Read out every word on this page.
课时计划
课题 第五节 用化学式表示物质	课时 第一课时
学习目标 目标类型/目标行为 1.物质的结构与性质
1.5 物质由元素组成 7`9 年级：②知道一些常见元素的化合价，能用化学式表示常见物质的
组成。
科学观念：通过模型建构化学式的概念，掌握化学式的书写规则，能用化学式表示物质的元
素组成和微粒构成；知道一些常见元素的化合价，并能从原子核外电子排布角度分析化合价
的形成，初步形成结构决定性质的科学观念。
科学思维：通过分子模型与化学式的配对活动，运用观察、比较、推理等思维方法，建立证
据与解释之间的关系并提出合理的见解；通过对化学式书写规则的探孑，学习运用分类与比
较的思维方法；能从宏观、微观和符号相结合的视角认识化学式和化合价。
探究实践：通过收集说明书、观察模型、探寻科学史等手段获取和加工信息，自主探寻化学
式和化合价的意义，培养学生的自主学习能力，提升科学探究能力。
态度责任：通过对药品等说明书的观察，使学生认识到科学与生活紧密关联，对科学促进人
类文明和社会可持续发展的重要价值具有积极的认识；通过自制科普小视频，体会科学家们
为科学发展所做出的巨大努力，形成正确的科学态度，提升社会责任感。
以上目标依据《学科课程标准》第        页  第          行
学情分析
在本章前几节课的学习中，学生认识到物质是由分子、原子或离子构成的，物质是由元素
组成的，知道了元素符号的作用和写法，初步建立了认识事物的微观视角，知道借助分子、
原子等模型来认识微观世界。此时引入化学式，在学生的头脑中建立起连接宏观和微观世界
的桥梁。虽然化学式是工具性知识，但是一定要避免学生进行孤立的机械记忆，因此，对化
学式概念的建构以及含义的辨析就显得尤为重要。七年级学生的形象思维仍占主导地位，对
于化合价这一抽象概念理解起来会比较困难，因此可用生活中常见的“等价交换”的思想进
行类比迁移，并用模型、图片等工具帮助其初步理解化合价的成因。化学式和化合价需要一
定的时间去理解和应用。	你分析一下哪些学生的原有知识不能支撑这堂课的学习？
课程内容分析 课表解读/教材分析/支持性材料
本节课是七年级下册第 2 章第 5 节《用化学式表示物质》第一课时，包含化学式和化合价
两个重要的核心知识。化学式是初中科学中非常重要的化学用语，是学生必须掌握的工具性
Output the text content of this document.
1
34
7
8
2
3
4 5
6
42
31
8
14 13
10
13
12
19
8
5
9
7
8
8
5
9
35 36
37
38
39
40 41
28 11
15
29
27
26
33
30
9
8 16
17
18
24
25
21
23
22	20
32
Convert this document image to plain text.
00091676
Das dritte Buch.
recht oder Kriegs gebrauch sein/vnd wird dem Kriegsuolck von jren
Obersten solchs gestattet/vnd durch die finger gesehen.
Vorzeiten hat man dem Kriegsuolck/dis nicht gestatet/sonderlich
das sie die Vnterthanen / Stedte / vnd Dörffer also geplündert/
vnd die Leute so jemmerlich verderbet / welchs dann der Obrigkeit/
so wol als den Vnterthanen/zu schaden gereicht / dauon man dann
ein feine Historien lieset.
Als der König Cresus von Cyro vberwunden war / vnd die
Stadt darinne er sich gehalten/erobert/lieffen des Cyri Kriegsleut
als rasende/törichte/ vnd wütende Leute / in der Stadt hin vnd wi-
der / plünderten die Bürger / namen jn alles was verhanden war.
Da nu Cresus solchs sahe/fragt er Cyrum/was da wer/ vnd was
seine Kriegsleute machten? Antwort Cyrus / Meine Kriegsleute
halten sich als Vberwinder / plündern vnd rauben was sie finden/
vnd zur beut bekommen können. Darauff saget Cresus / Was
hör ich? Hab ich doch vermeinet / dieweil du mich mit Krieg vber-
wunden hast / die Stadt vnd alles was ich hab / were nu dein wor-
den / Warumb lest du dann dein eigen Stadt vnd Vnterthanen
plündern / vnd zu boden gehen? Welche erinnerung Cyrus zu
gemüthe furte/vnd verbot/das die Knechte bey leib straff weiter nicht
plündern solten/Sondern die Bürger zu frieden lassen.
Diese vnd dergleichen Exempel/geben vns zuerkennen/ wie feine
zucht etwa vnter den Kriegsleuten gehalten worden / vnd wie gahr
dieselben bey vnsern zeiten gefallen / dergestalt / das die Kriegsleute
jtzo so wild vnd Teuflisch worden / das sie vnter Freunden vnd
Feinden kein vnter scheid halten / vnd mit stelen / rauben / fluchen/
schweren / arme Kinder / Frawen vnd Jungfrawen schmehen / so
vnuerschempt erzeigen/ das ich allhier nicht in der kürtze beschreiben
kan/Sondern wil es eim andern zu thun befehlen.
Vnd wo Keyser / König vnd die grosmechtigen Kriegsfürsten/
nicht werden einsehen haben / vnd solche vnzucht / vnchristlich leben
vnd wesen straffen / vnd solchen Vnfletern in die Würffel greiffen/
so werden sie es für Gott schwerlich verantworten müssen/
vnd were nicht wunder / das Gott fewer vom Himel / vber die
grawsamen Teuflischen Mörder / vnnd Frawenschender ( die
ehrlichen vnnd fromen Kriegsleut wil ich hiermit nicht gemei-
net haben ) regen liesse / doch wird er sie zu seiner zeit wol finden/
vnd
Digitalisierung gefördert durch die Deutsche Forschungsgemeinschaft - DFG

* **GOAL**: Write out every line of the material again, exactly as it reads.

* **TASK ANSWER**:
Read out every word on this page.
课时计划
课题 第五节 用化学式表示物质	课时 第一课时
学习目标 目标类型/目标行为 1.物质的结构与性质
1.5 物质由元素组成 7`9 年级：②知道一些常见元素的化合价，能用化学式表示常见物质的
组成。
科学观念：通过模型建构化学式的概念，掌握化学式的书写规则，能用化学式表示物质的元
素组成和微粒构成；知道一些常见元素的化合价，并能从原子核外电子排布角度分析化合价
的形成，初步形成结构决定性质的科学观念。
科学思维：通过分子模型与化学式的配对活动，运用观察、比较、推理等思维方法，建立证
据与解释之间的关系并提出合理的见解；通过对化学式书写规则的探孑，学习运用分类与比
较的思维方法；能从宏观、微观和符号相结合的视角认识化学式和化合价。
探究实践：通过收集说明书、观察模型、探寻科学史等手段获取和加工信息，自主探寻化学
式和化合价的意义，培养学生的自主学习能力，提升科学探究能力。
态度责任：通过对药品等说明书的观察，使学生认识到科学与生活紧密关联，对科学促进人
类文明和社会可持续发展的重要价值具有积极的认识；通过自制科普小视频，体会科学家们
为科学发展所做出的巨大努力，形成正确的科学态度，提升社会责任感。
以上目标依据《学科课程标准》第        页  第          行
学情分析
在本章前几节课的学习中，学生认识到物质是由分子、原子或离子构成的，物质是由元素
组成的，知道了元素符号的作用和写法，初步建立了认识事物的微观视角，知道借助分子、
原子等模型来认识微观世界。此时引入化学式，在学生的头脑中建立起连接宏观和微观世界
的桥梁。虽然化学式是工具性知识，但是一定要避免学生进行孤立的机械记忆，因此，对化
学式概念的建构以及含义的辨析就显得尤为重要。七年级学生的形象思维仍占主导地位，对
于化合价这一抽象概念理解起来会比较困难，因此可用生活中常见的“等价交换”的思想进
行类比迁移，并用模型、图片等工具帮助其初步理解化合价的成因。化学式和化合价需要一
定的时间去理解和应用。	你分析一下哪些学生的原有知识不能支撑这堂课的学习？
课程内容分析 课表解读/教材分析/支持性材料
本节课是七年级下册第 2 章第 5 节《用化学式表示物质》第一课时，包含化学式和化合价
两个重要的核心知识。化学式是初中科学中非常重要的化学用语，是学生必须掌握的工具性
Output the text content of this document.
1
34
7
8
2
3
4 5
6
42
31
8
14 13
10
13
12
19
8
5
9
7
8
8
5
9
35 36
37
38
39
40 41
28 11
15
29
27
26
33
30
9
8 16
17
18
24
25
21
23
22	20
32
Convert this document image to plain text.
00091676
Das dritte Buch.
recht oder Kriegs gebrauch sein/vnd wird dem Kriegsuolck von jren
Obersten solchs gestattet/vnd durch die finger gesehen.
Vorzeiten hat man dem Kriegsuolck/dis nicht gestatet/sonderlich
das sie die Vnterthanen / Stedte / vnd Dörffer also geplündert/
vnd die Leute so jemmerlich verderbet / welchs dann der Obrigkeit/
so wol als den Vnterthanen/zu schaden gereicht / dauon man dann
ein feine Historien lieset.
Als der König Cresus von Cyro vberwunden war / vnd die
Stadt darinne er sich gehalten/erobert/lieffen des Cyri Kriegsleut
als rasende/törichte/ vnd wütende Leute / in der Stadt hin vnd wi-
der / plünderten die Bürger / namen jn alles was verhanden war.
Da nu Cresus solchs sahe/fragt er Cyrum/was da wer/ vnd was
seine Kriegsleute machten? Antwort Cyrus / Meine Kriegsleute
halten sich als Vberwinder / plündern vnd rauben was sie finden/
vnd zur beut bekommen können. Darauff saget Cresus / Was
hör ich? Hab ich doch vermeinet / dieweil du mich mit Krieg vber-
wunden hast / die Stadt vnd alles was ich hab / were nu dein wor-
den / Warumb lest du dann dein eigen Stadt vnd Vnterthanen
plündern / vnd zu boden gehen? Welche erinnerung Cyrus zu
gemüthe furte/vnd verbot/das die Knechte bey leib straff weiter nicht
plündern solten/Sondern die Bürger zu frieden lassen.
Diese vnd dergleichen Exempel/geben vns zuerkennen/ wie feine
zucht etwa vnter den Kriegsleuten gehalten worden / vnd wie gahr
dieselben bey vnsern zeiten gefallen / dergestalt / das die Kriegsleute
jtzo so wild vnd Teuflisch worden / das sie vnter Freunden vnd
Feinden kein vnter scheid halten / vnd mit stelen / rauben / fluchen/
schweren / arme Kinder / Frawen vnd Jungfrawen schmehen / so
vnuerschempt erzeigen/ das ich allhier nicht in der kürtze beschreiben
kan/Sondern wil es eim andern zu thun befehlen.
Vnd wo Keyser / König vnd die grosmechtigen Kriegsfürsten/
nicht werden einsehen haben / vnd solche vnzucht / vnchristlich leben
vnd wesen straffen / vnd solchen Vnfletern in die Würffel greiffen/
so werden sie es für Gott schwerlich verantworten müssen/
vnd were nicht wunder / das Gott fewer vom Himel / vber die
grawsamen Teuflischen Mörder / vnnd Frawenschender ( die
ehrlichen vnnd fromen Kriegsleut wil ich hiermit nicht gemei-
net haben ) regen liesse / doch wird er sie zu seiner zeit wol finden/
vnd
Digitalisierung gefördert durch die Deutsche Forschungsgemeinschaft - DFG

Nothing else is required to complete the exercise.